» **Problem details**: Without including any images, repeat the data exactly.

» **Data rows**:
--- --- ---
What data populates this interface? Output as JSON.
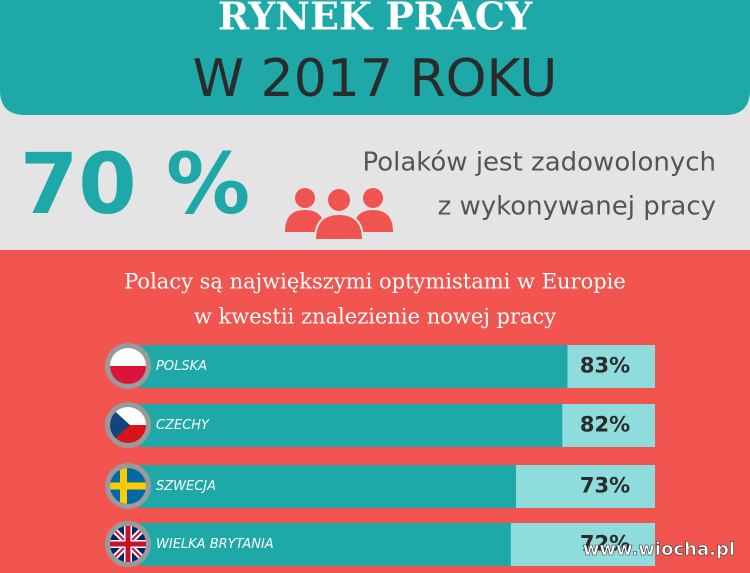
{
  "header": {
    "title": "RYNEK PRACY",
    "subtitle": "W 2017 ROKU"
  },
  "stat": {
    "value": "70 %",
    "text_line1": "Polaków jest zadowolonych",
    "text_line2": "z wykonywanej pracy"
  },
  "survey": {
    "heading_line1": "Polacy są największymi optymistami w Europie",
    "heading_line2": "w kwestii znalezienie nowej pracy",
    "categories": [
      "POLSKA",
      "CZECHY",
      "SZWECJA",
      "WIELKA BRYTANIA"
    ],
    "values": [
      83,
      82,
      73,
      72
    ],
    "value_labels": [
      "83%",
      "82%",
      "73%",
      "72%"
    ]
  },
  "watermark": "www.wiocha.pl"
}
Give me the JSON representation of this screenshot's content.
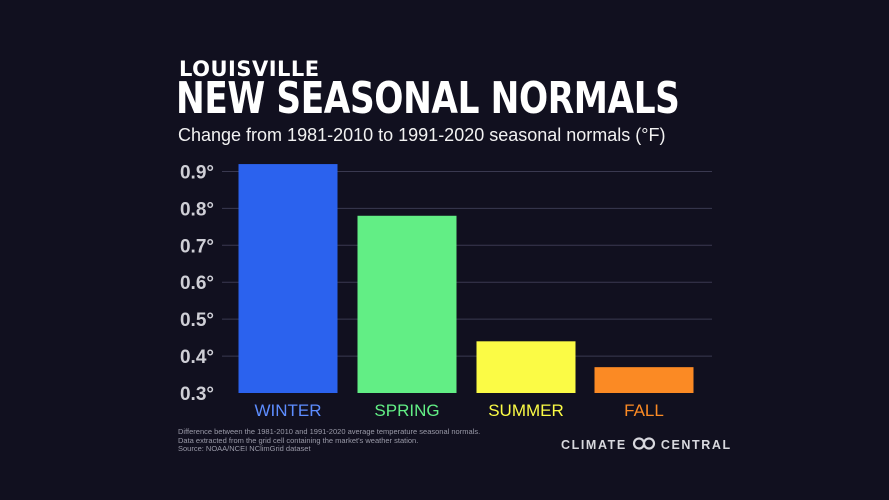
{
  "header": {
    "kicker": "LOUISVILLE",
    "title": "NEW SEASONAL NORMALS",
    "subtitle": "Change from 1981-2010 to 1991-2020 seasonal normals (°F)"
  },
  "chart_data": {
    "type": "bar",
    "categories": [
      "WINTER",
      "SPRING",
      "SUMMER",
      "FALL"
    ],
    "values": [
      0.92,
      0.78,
      0.44,
      0.37
    ],
    "colors": [
      "#2b62ee",
      "#62ee85",
      "#fbfb45",
      "#fb8a24"
    ],
    "label_colors": [
      "#5d8dff",
      "#62ee85",
      "#fbfb45",
      "#fb8a24"
    ],
    "yticks": [
      0.3,
      0.4,
      0.5,
      0.6,
      0.7,
      0.8,
      0.9
    ],
    "ytick_labels": [
      "0.3°",
      "0.4°",
      "0.5°",
      "0.6°",
      "0.7°",
      "0.8°",
      "0.9°"
    ],
    "ylim": [
      0.3,
      0.95
    ],
    "grid": true,
    "title": "NEW SEASONAL NORMALS",
    "subtitle": "Change from 1981-2010 to 1991-2020 seasonal normals (°F)"
  },
  "footnote": {
    "lines": [
      "Difference between the 1981-2010 and 1991-2020 average temperature seasonal normals.",
      "Data extracted from the grid cell containing the market's weather station.",
      "Source: NOAA/NCEI NClimGrid dataset"
    ]
  },
  "brand": {
    "left": "CLIMATE",
    "right": "CENTRAL",
    "icon": "climate-central-logo-icon"
  },
  "theme": {
    "background": "#11101f",
    "axis_text": "#cfcfd6",
    "grid": "#3a3950"
  }
}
--- --- ---
» **Result of the task**:
What data populates this interface? Output as JSON.
{
  "header": {
    "title": "RYNEK PRACY",
    "subtitle": "W 2017 ROKU"
  },
  "stat": {
    "value": "70 %",
    "text_line1": "Polaków jest zadowolonych",
    "text_line2": "z wykonywanej pracy"
  },
  "survey": {
    "heading_line1": "Polacy są największymi optymistami w Europie",
    "heading_line2": "w kwestii znalezienie nowej pracy",
    "categories": [
      "POLSKA",
      "CZECHY",
      "SZWECJA",
      "WIELKA BRYTANIA"
    ],
    "values": [
      83,
      82,
      73,
      72
    ],
    "value_labels": [
      "83%",
      "82%",
      "73%",
      "72%"
    ]
  },
  "watermark": "www.wiocha.pl"
}
Give me the JSON representation of this screenshot's content.
{
  "header": {
    "kicker": "LOUISVILLE",
    "title": "NEW SEASONAL NORMALS",
    "subtitle": "Change from 1981-2010 to 1991-2020 seasonal normals (°F)"
  },
  "chart_data": {
    "type": "bar",
    "categories": [
      "WINTER",
      "SPRING",
      "SUMMER",
      "FALL"
    ],
    "values": [
      0.92,
      0.78,
      0.44,
      0.37
    ],
    "colors": [
      "#2b62ee",
      "#62ee85",
      "#fbfb45",
      "#fb8a24"
    ],
    "label_colors": [
      "#5d8dff",
      "#62ee85",
      "#fbfb45",
      "#fb8a24"
    ],
    "yticks": [
      0.3,
      0.4,
      0.5,
      0.6,
      0.7,
      0.8,
      0.9
    ],
    "ytick_labels": [
      "0.3°",
      "0.4°",
      "0.5°",
      "0.6°",
      "0.7°",
      "0.8°",
      "0.9°"
    ],
    "ylim": [
      0.3,
      0.95
    ],
    "grid": true,
    "title": "NEW SEASONAL NORMALS",
    "subtitle": "Change from 1981-2010 to 1991-2020 seasonal normals (°F)"
  },
  "footnote": {
    "lines": [
      "Difference between the 1981-2010 and 1991-2020 average temperature seasonal normals.",
      "Data extracted from the grid cell containing the market's weather station.",
      "Source: NOAA/NCEI NClimGrid dataset"
    ]
  },
  "brand": {
    "left": "CLIMATE",
    "right": "CENTRAL",
    "icon": "climate-central-logo-icon"
  },
  "theme": {
    "background": "#11101f",
    "axis_text": "#cfcfd6",
    "grid": "#3a3950"
  }
}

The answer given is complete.